THE PROBLEM:
Exclude all pictures, then copy each of the records exactly as written.

----

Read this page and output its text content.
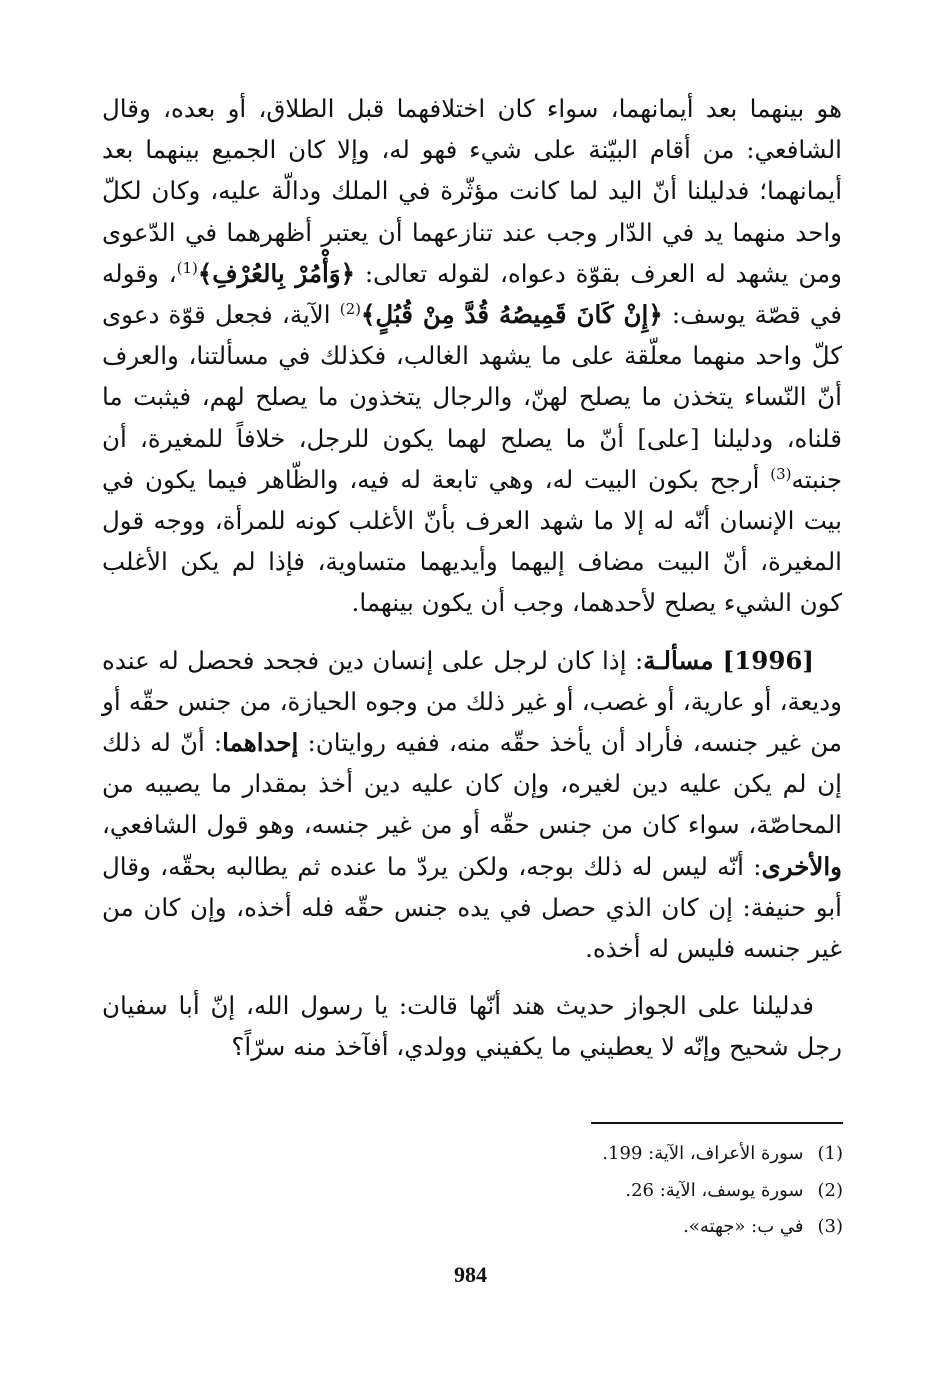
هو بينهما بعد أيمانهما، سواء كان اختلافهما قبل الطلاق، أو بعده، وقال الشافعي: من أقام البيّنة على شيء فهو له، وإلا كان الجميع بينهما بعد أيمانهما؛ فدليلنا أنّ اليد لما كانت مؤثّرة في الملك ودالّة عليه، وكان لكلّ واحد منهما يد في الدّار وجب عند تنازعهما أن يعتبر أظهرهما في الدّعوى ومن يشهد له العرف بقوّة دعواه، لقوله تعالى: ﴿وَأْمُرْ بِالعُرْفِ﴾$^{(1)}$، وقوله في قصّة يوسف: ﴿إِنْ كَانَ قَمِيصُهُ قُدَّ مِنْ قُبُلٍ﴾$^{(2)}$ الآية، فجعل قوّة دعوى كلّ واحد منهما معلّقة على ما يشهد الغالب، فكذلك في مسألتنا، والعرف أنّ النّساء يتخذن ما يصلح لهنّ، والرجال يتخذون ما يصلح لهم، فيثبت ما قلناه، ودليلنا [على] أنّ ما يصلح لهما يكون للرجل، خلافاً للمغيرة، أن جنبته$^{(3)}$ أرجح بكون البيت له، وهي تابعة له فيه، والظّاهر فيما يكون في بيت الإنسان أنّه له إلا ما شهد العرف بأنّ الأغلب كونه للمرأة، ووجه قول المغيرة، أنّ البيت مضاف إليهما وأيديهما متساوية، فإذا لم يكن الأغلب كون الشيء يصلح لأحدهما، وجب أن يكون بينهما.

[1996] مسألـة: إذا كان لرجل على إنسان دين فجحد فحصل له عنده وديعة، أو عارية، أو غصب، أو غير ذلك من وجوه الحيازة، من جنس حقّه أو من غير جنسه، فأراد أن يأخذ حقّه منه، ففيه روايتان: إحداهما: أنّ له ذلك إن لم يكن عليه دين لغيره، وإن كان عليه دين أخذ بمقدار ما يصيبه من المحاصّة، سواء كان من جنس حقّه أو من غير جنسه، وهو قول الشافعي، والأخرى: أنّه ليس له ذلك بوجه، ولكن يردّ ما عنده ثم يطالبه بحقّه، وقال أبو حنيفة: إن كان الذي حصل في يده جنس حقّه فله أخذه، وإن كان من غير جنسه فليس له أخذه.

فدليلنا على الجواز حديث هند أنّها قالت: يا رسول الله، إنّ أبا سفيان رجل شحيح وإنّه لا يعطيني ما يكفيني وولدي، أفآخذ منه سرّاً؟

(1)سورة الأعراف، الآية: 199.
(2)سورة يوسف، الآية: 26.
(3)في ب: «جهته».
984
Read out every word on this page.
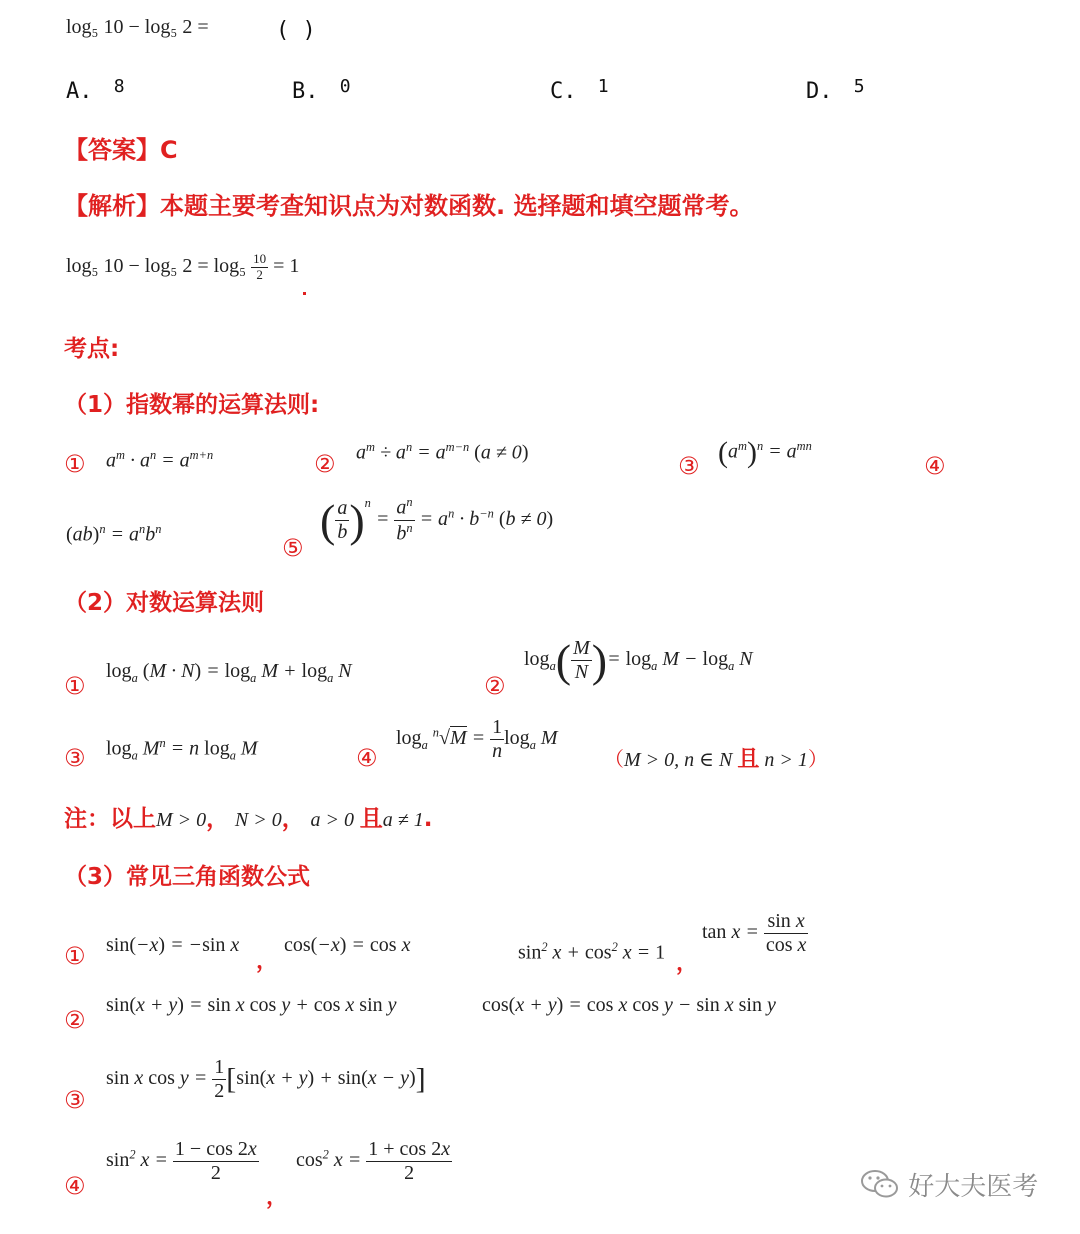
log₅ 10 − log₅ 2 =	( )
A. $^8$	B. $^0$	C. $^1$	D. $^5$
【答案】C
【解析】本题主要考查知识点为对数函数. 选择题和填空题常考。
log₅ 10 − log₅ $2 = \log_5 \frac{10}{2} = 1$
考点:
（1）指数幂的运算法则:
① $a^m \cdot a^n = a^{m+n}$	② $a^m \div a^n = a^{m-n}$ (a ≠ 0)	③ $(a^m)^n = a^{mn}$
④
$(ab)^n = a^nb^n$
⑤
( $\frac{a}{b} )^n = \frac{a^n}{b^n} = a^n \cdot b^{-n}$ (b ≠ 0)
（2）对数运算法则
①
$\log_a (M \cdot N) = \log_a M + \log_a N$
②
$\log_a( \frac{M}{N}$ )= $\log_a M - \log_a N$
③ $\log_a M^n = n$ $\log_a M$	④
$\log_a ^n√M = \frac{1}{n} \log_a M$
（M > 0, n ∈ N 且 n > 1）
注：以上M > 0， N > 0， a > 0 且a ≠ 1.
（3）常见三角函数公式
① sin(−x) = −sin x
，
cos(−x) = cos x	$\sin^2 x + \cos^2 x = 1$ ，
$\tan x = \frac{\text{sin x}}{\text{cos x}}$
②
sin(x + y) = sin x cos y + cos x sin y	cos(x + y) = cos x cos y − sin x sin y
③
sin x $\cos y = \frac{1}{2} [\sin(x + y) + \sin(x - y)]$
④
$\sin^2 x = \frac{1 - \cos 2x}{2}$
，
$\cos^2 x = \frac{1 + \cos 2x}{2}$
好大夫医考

----

PROBLEM SOLUTION:
Read this page and output its text content.
هو بينهما بعد أيمانهما، سواء كان اختلافهما قبل الطلاق، أو بعده، وقال الشافعي: من أقام البيّنة على شيء فهو له، وإلا كان الجميع بينهما بعد أيمانهما؛ فدليلنا أنّ اليد لما كانت مؤثّرة في الملك ودالّة عليه، وكان لكلّ واحد منهما يد في الدّار وجب عند تنازعهما أن يعتبر أظهرهما في الدّعوى ومن يشهد له العرف بقوّة دعواه، لقوله تعالى: ﴿وَأْمُرْ بِالعُرْفِ﴾$^{(1)}$، وقوله في قصّة يوسف: ﴿إِنْ كَانَ قَمِيصُهُ قُدَّ مِنْ قُبُلٍ﴾$^{(2)}$ الآية، فجعل قوّة دعوى كلّ واحد منهما معلّقة على ما يشهد الغالب، فكذلك في مسألتنا، والعرف أنّ النّساء يتخذن ما يصلح لهنّ، والرجال يتخذون ما يصلح لهم، فيثبت ما قلناه، ودليلنا [على] أنّ ما يصلح لهما يكون للرجل، خلافاً للمغيرة، أن جنبته$^{(3)}$ أرجح بكون البيت له، وهي تابعة له فيه، والظّاهر فيما يكون في بيت الإنسان أنّه له إلا ما شهد العرف بأنّ الأغلب كونه للمرأة، ووجه قول المغيرة، أنّ البيت مضاف إليهما وأيديهما متساوية، فإذا لم يكن الأغلب كون الشيء يصلح لأحدهما، وجب أن يكون بينهما.

[1996] مسألـة: إذا كان لرجل على إنسان دين فجحد فحصل له عنده وديعة، أو عارية، أو غصب، أو غير ذلك من وجوه الحيازة، من جنس حقّه أو من غير جنسه، فأراد أن يأخذ حقّه منه، ففيه روايتان: إحداهما: أنّ له ذلك إن لم يكن عليه دين لغيره، وإن كان عليه دين أخذ بمقدار ما يصيبه من المحاصّة، سواء كان من جنس حقّه أو من غير جنسه، وهو قول الشافعي، والأخرى: أنّه ليس له ذلك بوجه، ولكن يردّ ما عنده ثم يطالبه بحقّه، وقال أبو حنيفة: إن كان الذي حصل في يده جنس حقّه فله أخذه، وإن كان من غير جنسه فليس له أخذه.

فدليلنا على الجواز حديث هند أنّها قالت: يا رسول الله، إنّ أبا سفيان رجل شحيح وإنّه لا يعطيني ما يكفيني وولدي، أفآخذ منه سرّاً؟

(1)سورة الأعراف، الآية: 199.
(2)سورة يوسف، الآية: 26.
(3)في ب: «جهته».
984
Read out every word on this page.
log₅ 10 − log₅ 2 =	( )
A. $^8$	B. $^0$	C. $^1$	D. $^5$
【答案】C
【解析】本题主要考查知识点为对数函数. 选择题和填空题常考。
log₅ 10 − log₅ $2 = \log_5 \frac{10}{2} = 1$
考点:
（1）指数幂的运算法则:
① $a^m \cdot a^n = a^{m+n}$	② $a^m \div a^n = a^{m-n}$ (a ≠ 0)	③ $(a^m)^n = a^{mn}$
④
$(ab)^n = a^nb^n$
⑤
( $\frac{a}{b} )^n = \frac{a^n}{b^n} = a^n \cdot b^{-n}$ (b ≠ 0)
（2）对数运算法则
①
$\log_a (M \cdot N) = \log_a M + \log_a N$
②
$\log_a( \frac{M}{N}$ )= $\log_a M - \log_a N$
③ $\log_a M^n = n$ $\log_a M$	④
$\log_a ^n√M = \frac{1}{n} \log_a M$
（M > 0, n ∈ N 且 n > 1）
注：以上M > 0， N > 0， a > 0 且a ≠ 1.
（3）常见三角函数公式
① sin(−x) = −sin x
，
cos(−x) = cos x	$\sin^2 x + \cos^2 x = 1$ ，
$\tan x = \frac{\text{sin x}}{\text{cos x}}$
②
sin(x + y) = sin x cos y + cos x sin y	cos(x + y) = cos x cos y − sin x sin y
③
sin x $\cos y = \frac{1}{2} [\sin(x + y) + \sin(x - y)]$
④
$\sin^2 x = \frac{1 - \cos 2x}{2}$
，
$\cos^2 x = \frac{1 + \cos 2x}{2}$
好大夫医考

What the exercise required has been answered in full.